[Dataset listings of figures]

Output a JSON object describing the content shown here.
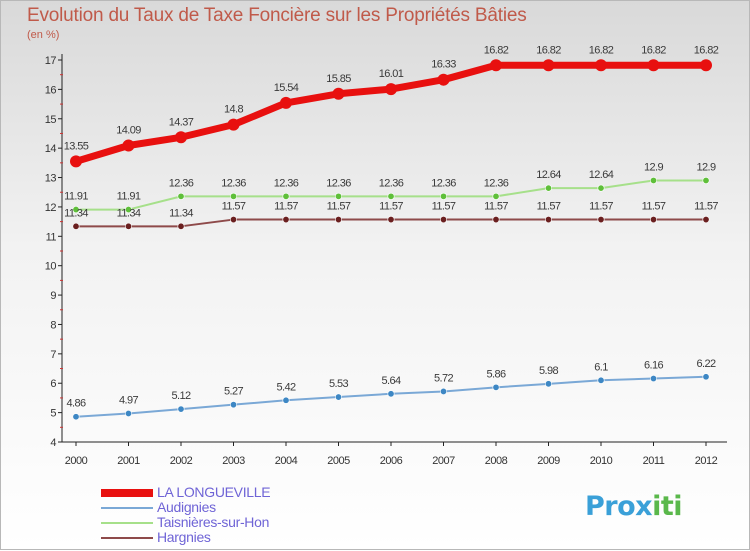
{
  "header": {
    "title": "Evolution du Taux de Taxe Foncière sur les Propriétés Bâties",
    "subtitle": "(en %)"
  },
  "logo": {
    "text": "Prox",
    "accent": "iti",
    "colors": [
      "#e8534a",
      "#f39c12",
      "#3aa0d8",
      "#5ab84b"
    ]
  },
  "chart_data": {
    "type": "line",
    "title": "Evolution du Taux de Taxe Foncière sur les Propriétés Bâties",
    "ylabel": "(en %)",
    "xlabel": "",
    "ylim": [
      4,
      17
    ],
    "yticks": [
      4,
      5,
      6,
      7,
      8,
      9,
      10,
      11,
      12,
      13,
      14,
      15,
      16,
      17
    ],
    "grid": false,
    "legend_position": "bottom-left",
    "x": [
      "2000",
      "2001",
      "2002",
      "2003",
      "2004",
      "2005",
      "2006",
      "2007",
      "2008",
      "2009",
      "2010",
      "2011",
      "2012"
    ],
    "series": [
      {
        "name": "LA LONGUEVILLE",
        "color": "#e8100f",
        "style": "thick",
        "values": [
          13.55,
          14.09,
          14.37,
          14.8,
          15.54,
          15.85,
          16.01,
          16.33,
          16.82,
          16.82,
          16.82,
          16.82,
          16.82
        ],
        "labels": [
          "13.55",
          "14.09",
          "14.37",
          "14.8",
          "15.54",
          "15.85",
          "16.01",
          "16.33",
          "16.82",
          "16.82",
          "16.82",
          "16.82",
          "16.82"
        ]
      },
      {
        "name": "Audignies",
        "color": "#7aa8d6",
        "marker": "#3d87c4",
        "values": [
          4.86,
          4.97,
          5.12,
          5.27,
          5.42,
          5.53,
          5.64,
          5.72,
          5.86,
          5.98,
          6.1,
          6.16,
          6.22
        ],
        "labels": [
          "4.86",
          "4.97",
          "5.12",
          "5.27",
          "5.42",
          "5.53",
          "5.64",
          "5.72",
          "5.86",
          "5.98",
          "6.1",
          "6.16",
          "6.22"
        ]
      },
      {
        "name": "Taisnières-sur-Hon",
        "color": "#a6e08a",
        "marker": "#5fbf3a",
        "values": [
          11.91,
          11.91,
          12.36,
          12.36,
          12.36,
          12.36,
          12.36,
          12.36,
          12.36,
          12.64,
          12.64,
          12.9,
          12.9
        ],
        "labels": [
          "11.91",
          "11.91",
          "12.36",
          "12.36",
          "12.36",
          "12.36",
          "12.36",
          "12.36",
          "12.36",
          "12.64",
          "12.64",
          "12.9",
          "12.9"
        ]
      },
      {
        "name": "Hargnies",
        "color": "#8e4a4a",
        "marker": "#6a1f1f",
        "values": [
          11.34,
          11.34,
          11.34,
          11.57,
          11.57,
          11.57,
          11.57,
          11.57,
          11.57,
          11.57,
          11.57,
          11.57,
          11.57
        ],
        "labels": [
          "11.34",
          "11.34",
          "11.34",
          "11.57",
          "11.57",
          "11.57",
          "11.57",
          "11.57",
          "11.57",
          "11.57",
          "11.57",
          "11.57",
          "11.57"
        ]
      }
    ]
  }
}
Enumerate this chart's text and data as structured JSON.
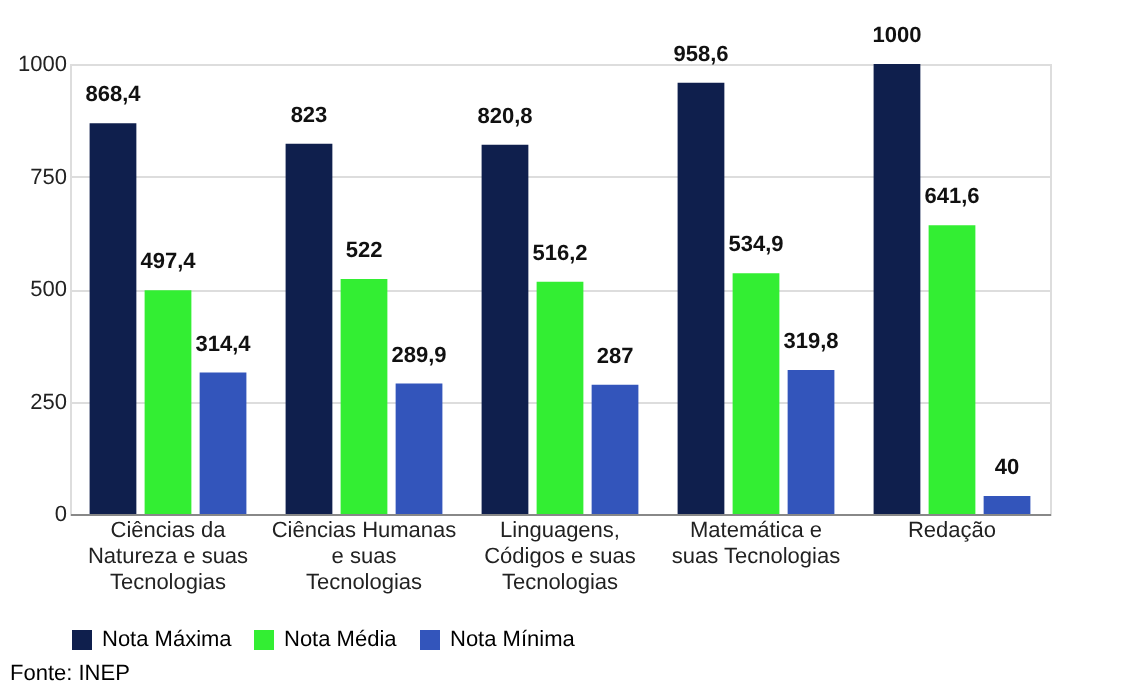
{
  "chart_data": {
    "type": "bar",
    "categories": [
      "Ciências da Natureza e suas Tecnologias",
      "Ciências Humanas e suas Tecnologias",
      "Linguagens, Códigos e suas Tecnologias",
      "Matemática e suas Tecnologias",
      "Redação"
    ],
    "series": [
      {
        "name": "Nota Máxima",
        "color": "#0f1f4d",
        "values": [
          868.4,
          823,
          820.8,
          958.6,
          1000
        ],
        "value_labels": [
          "868,4",
          "823",
          "820,8",
          "958,6",
          "1000"
        ]
      },
      {
        "name": "Nota Média",
        "color": "#33ee33",
        "values": [
          497.4,
          522,
          516.2,
          534.9,
          641.6
        ],
        "value_labels": [
          "497,4",
          "522",
          "516,2",
          "534,9",
          "641,6"
        ]
      },
      {
        "name": "Nota Mínima",
        "color": "#3355bb",
        "values": [
          314.4,
          289.9,
          287,
          319.8,
          40
        ],
        "value_labels": [
          "314,4",
          "289,9",
          "287",
          "319,8",
          "40"
        ]
      }
    ],
    "ylim": [
      0,
      1000
    ],
    "yticks": [
      0,
      250,
      500,
      750,
      1000
    ],
    "grid": "y",
    "legend": "bottom",
    "annotations": [
      "Fonte: INEP"
    ]
  }
}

▸ WHAT IS EXPECTED:
Scan the records for the string "bottom". Copy each line in which it appears.

▸ RESULT OF THE TASK:
    "legend_position": "bottom-left",
    "legend": "bottom",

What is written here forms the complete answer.